(Data listing)
● ● ● ●
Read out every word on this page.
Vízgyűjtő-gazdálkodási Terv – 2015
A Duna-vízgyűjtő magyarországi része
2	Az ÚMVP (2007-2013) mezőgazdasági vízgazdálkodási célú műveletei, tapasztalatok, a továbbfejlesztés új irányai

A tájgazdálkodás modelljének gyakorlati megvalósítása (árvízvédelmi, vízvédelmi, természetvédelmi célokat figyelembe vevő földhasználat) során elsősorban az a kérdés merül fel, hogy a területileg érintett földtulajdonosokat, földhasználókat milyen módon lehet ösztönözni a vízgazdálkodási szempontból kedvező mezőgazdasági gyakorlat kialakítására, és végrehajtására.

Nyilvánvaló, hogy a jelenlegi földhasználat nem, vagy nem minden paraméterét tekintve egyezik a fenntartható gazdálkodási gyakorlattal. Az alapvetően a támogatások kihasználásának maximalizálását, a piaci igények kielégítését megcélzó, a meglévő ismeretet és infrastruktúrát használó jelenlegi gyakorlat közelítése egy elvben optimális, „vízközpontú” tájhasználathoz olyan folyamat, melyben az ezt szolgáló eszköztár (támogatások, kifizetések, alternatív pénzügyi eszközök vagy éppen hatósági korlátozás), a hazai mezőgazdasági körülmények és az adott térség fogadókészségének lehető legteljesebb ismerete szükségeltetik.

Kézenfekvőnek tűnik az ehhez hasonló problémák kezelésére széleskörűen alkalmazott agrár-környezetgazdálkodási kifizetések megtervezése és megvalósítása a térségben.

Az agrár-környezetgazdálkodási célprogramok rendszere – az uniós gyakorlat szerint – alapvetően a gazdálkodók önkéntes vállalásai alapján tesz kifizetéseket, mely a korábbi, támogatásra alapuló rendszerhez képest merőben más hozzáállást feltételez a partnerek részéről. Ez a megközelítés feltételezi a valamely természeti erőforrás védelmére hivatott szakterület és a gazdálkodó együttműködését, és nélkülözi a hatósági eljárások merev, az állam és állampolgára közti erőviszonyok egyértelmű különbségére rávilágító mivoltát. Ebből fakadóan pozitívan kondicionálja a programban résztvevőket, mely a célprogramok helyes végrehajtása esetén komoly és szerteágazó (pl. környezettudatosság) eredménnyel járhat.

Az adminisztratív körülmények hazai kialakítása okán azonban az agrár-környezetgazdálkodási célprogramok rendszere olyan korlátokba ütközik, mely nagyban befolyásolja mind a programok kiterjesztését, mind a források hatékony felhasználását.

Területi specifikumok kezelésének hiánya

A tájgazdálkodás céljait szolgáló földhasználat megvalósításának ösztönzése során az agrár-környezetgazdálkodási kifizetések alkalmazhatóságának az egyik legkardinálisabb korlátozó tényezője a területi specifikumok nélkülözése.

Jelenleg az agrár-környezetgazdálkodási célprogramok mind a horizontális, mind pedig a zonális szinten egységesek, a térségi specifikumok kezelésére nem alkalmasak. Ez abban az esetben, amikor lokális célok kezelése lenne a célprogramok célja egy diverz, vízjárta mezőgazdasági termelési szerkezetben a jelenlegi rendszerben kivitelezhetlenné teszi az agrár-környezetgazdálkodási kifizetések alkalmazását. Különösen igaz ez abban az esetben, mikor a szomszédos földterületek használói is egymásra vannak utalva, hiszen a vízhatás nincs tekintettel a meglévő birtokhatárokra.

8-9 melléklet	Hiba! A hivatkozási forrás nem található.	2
● ● ● ●
### Brief
Copy each line of the data exactly, leaving nothing out.

### Solution for this problem
Read out every word on this page.
Vízgyűjtő-gazdálkodási Terv – 2015
A Duna-vízgyűjtő magyarországi része
2	Az ÚMVP (2007-2013) mezőgazdasági vízgazdálkodási célú műveletei, tapasztalatok, a továbbfejlesztés új irányai

A tájgazdálkodás modelljének gyakorlati megvalósítása (árvízvédelmi, vízvédelmi, természetvédelmi célokat figyelembe vevő földhasználat) során elsősorban az a kérdés merül fel, hogy a területileg érintett földtulajdonosokat, földhasználókat milyen módon lehet ösztönözni a vízgazdálkodási szempontból kedvező mezőgazdasági gyakorlat kialakítására, és végrehajtására.

Nyilvánvaló, hogy a jelenlegi földhasználat nem, vagy nem minden paraméterét tekintve egyezik a fenntartható gazdálkodási gyakorlattal. Az alapvetően a támogatások kihasználásának maximalizálását, a piaci igények kielégítését megcélzó, a meglévő ismeretet és infrastruktúrát használó jelenlegi gyakorlat közelítése egy elvben optimális, „vízközpontú” tájhasználathoz olyan folyamat, melyben az ezt szolgáló eszköztár (támogatások, kifizetések, alternatív pénzügyi eszközök vagy éppen hatósági korlátozás), a hazai mezőgazdasági körülmények és az adott térség fogadókészségének lehető legteljesebb ismerete szükségeltetik.

Kézenfekvőnek tűnik az ehhez hasonló problémák kezelésére széleskörűen alkalmazott agrár-környezetgazdálkodási kifizetések megtervezése és megvalósítása a térségben.

Az agrár-környezetgazdálkodási célprogramok rendszere – az uniós gyakorlat szerint – alapvetően a gazdálkodók önkéntes vállalásai alapján tesz kifizetéseket, mely a korábbi, támogatásra alapuló rendszerhez képest merőben más hozzáállást feltételez a partnerek részéről. Ez a megközelítés feltételezi a valamely természeti erőforrás védelmére hivatott szakterület és a gazdálkodó együttműködését, és nélkülözi a hatósági eljárások merev, az állam és állampolgára közti erőviszonyok egyértelmű különbségére rávilágító mivoltát. Ebből fakadóan pozitívan kondicionálja a programban résztvevőket, mely a célprogramok helyes végrehajtása esetén komoly és szerteágazó (pl. környezettudatosság) eredménnyel járhat.

Az adminisztratív körülmények hazai kialakítása okán azonban az agrár-környezetgazdálkodási célprogramok rendszere olyan korlátokba ütközik, mely nagyban befolyásolja mind a programok kiterjesztését, mind a források hatékony felhasználását.

Területi specifikumok kezelésének hiánya

A tájgazdálkodás céljait szolgáló földhasználat megvalósításának ösztönzése során az agrár-környezetgazdálkodási kifizetések alkalmazhatóságának az egyik legkardinálisabb korlátozó tényezője a területi specifikumok nélkülözése.

Jelenleg az agrár-környezetgazdálkodási célprogramok mind a horizontális, mind pedig a zonális szinten egységesek, a térségi specifikumok kezelésére nem alkalmasak. Ez abban az esetben, amikor lokális célok kezelése lenne a célprogramok célja egy diverz, vízjárta mezőgazdasági termelési szerkezetben a jelenlegi rendszerben kivitelezhetlenné teszi az agrár-környezetgazdálkodási kifizetések alkalmazását. Különösen igaz ez abban az esetben, mikor a szomszédos földterületek használói is egymásra vannak utalva, hiszen a vízhatás nincs tekintettel a meglévő birtokhatárokra.

8-9 melléklet	Hiba! A hivatkozási forrás nem található.	2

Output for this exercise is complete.